**** Data records ****

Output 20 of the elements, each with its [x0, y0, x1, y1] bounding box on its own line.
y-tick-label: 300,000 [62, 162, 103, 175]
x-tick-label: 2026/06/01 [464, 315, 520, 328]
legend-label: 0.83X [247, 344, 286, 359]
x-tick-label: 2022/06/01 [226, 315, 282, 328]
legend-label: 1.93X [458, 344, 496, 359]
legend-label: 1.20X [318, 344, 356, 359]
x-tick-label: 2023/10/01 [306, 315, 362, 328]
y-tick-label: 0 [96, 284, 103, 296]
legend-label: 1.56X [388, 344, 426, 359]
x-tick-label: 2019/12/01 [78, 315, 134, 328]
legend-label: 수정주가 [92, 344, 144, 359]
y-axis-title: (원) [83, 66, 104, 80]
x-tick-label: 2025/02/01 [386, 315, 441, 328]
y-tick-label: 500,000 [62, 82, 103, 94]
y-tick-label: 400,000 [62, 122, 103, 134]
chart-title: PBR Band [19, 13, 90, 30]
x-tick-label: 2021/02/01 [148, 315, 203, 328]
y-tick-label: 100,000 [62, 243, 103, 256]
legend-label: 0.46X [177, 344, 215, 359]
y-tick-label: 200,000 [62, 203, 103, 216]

****

Lay out every line of the records above as a Markdown table with two columns, Row and Line, numbering the rows in order and skipping any blank lines.

• _Response to this exercise_
| Row | Line |
|---|---|
| 1 | Output 20 of the elements, each with its [x0, y0, x1, y1] bounding box on its own line. |
| 2 | y-tick-label: 300,000 [62, 162, 103, 175] |
| 3 | x-tick-label: 2026/06/01 [464, 315, 520, 328] |
| 4 | legend-label: 0.83X [247, 344, 286, 359] |
| 5 | x-tick-label: 2022/06/01 [226, 315, 282, 328] |
| 6 | legend-label: 1.93X [458, 344, 496, 359] |
| 7 | legend-label: 1.20X [318, 344, 356, 359] |
| 8 | x-tick-label: 2023/10/01 [306, 315, 362, 328] |
| 9 | y-tick-label: 0 [96, 284, 103, 296] |
| 10 | legend-label: 1.56X [388, 344, 426, 359] |
| 11 | x-tick-label: 2019/12/01 [78, 315, 134, 328] |
| 12 | legend-label: 수정주가 [92, 344, 144, 359] |
| 13 | y-axis-title: (원) [83, 66, 104, 80] |
| 14 | x-tick-label: 2025/02/01 [386, 315, 441, 328] |
| 15 | y-tick-label: 500,000 [62, 82, 103, 94] |
| 16 | y-tick-label: 400,000 [62, 122, 103, 134] |
| 17 | chart-title: PBR Band [19, 13, 90, 30] |
| 18 | x-tick-label: 2021/02/01 [148, 315, 203, 328] |
| 19 | y-tick-label: 100,000 [62, 243, 103, 256] |
| 20 | legend-label: 0.46X [177, 344, 215, 359] |
| 21 | y-tick-label: 200,000 [62, 203, 103, 216] |